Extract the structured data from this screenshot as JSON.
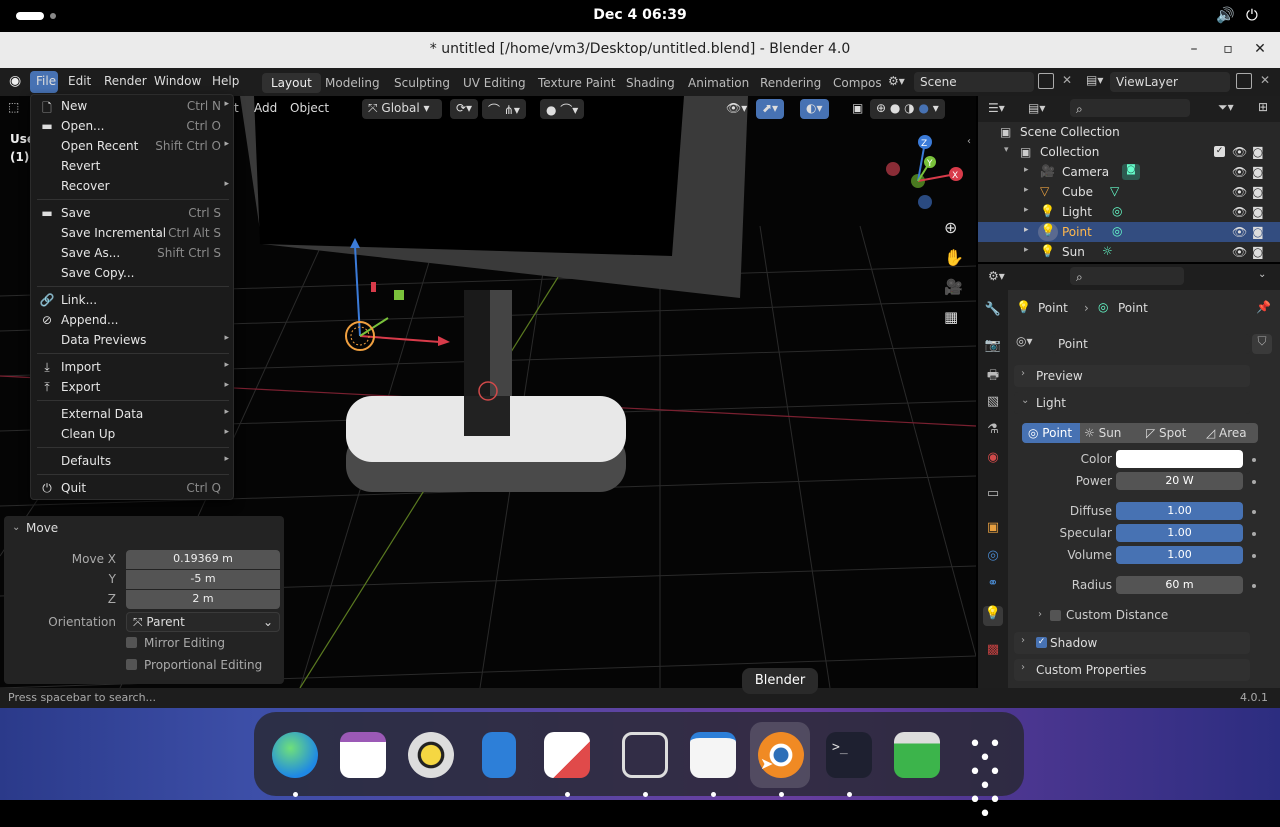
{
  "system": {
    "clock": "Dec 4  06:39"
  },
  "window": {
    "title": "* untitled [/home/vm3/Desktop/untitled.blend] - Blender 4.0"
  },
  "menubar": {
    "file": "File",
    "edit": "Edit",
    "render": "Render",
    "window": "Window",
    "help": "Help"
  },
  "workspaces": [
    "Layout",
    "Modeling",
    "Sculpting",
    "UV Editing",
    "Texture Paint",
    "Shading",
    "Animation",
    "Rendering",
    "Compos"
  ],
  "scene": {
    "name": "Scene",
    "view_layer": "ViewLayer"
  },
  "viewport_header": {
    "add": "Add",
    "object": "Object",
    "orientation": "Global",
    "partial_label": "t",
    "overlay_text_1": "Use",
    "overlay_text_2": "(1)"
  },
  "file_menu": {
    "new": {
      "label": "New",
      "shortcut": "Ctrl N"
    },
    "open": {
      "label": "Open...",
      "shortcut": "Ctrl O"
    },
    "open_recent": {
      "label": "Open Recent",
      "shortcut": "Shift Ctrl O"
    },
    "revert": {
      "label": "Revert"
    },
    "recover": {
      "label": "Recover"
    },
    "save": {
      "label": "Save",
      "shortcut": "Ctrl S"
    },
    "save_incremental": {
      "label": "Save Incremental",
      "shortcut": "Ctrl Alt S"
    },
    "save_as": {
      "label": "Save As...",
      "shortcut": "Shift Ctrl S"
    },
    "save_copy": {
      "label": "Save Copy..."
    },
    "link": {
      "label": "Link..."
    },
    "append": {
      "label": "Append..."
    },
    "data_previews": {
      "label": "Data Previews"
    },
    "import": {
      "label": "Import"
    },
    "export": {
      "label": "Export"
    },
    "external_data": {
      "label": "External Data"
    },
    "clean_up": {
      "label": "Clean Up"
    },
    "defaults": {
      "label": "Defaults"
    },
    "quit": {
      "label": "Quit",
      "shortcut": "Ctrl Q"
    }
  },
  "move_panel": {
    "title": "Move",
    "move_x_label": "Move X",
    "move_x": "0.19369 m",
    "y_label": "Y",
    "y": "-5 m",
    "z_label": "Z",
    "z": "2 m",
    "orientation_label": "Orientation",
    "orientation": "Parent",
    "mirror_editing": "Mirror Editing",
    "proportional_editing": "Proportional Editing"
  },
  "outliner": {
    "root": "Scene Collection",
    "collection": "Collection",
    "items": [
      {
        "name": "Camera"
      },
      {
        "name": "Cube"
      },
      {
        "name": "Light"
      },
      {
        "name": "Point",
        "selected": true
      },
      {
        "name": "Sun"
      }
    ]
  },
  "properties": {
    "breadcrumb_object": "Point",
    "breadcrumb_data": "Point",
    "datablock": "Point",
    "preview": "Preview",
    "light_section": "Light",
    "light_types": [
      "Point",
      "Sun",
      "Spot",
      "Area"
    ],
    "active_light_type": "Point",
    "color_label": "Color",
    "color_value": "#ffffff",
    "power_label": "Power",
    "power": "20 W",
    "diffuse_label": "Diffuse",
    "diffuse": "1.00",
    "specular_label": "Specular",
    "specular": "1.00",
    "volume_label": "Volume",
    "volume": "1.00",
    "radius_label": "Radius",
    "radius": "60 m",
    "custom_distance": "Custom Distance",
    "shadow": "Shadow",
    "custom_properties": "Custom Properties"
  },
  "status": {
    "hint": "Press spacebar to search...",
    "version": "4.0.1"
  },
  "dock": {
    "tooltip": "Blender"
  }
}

* * *

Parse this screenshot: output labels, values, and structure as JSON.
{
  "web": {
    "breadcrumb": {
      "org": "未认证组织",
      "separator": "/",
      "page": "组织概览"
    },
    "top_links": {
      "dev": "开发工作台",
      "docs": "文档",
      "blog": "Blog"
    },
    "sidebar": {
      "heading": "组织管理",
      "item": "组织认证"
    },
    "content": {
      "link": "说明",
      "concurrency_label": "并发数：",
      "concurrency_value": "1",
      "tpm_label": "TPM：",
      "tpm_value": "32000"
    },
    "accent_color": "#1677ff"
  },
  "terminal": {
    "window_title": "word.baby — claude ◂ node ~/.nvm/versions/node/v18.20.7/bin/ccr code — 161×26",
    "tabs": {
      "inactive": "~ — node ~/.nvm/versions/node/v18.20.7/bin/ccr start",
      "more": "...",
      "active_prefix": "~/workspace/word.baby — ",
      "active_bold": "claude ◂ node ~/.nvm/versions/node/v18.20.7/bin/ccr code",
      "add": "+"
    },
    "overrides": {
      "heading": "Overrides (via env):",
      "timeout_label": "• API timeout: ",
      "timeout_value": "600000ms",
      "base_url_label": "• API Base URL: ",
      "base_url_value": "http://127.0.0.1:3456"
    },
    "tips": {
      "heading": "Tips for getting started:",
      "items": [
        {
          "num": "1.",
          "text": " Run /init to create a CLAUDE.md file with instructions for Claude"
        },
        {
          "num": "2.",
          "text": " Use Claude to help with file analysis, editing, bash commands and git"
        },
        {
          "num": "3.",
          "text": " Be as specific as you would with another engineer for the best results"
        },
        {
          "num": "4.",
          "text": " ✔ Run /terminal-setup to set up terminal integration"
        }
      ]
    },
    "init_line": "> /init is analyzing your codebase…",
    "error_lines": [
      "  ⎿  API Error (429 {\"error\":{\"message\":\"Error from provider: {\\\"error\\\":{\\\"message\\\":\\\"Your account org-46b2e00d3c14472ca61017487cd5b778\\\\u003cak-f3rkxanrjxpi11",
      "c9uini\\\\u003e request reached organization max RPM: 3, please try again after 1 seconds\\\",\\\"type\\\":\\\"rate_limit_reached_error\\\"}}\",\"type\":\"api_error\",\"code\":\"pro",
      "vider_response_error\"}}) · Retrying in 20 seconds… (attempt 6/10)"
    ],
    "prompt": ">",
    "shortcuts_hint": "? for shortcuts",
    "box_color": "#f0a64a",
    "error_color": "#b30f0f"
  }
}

_Aim_: Locate each line with the word "Shift" and copy it.

_Exercise result_:
      "shortcut": "Shift Ctrl O"
      "shortcut": "Shift Ctrl S"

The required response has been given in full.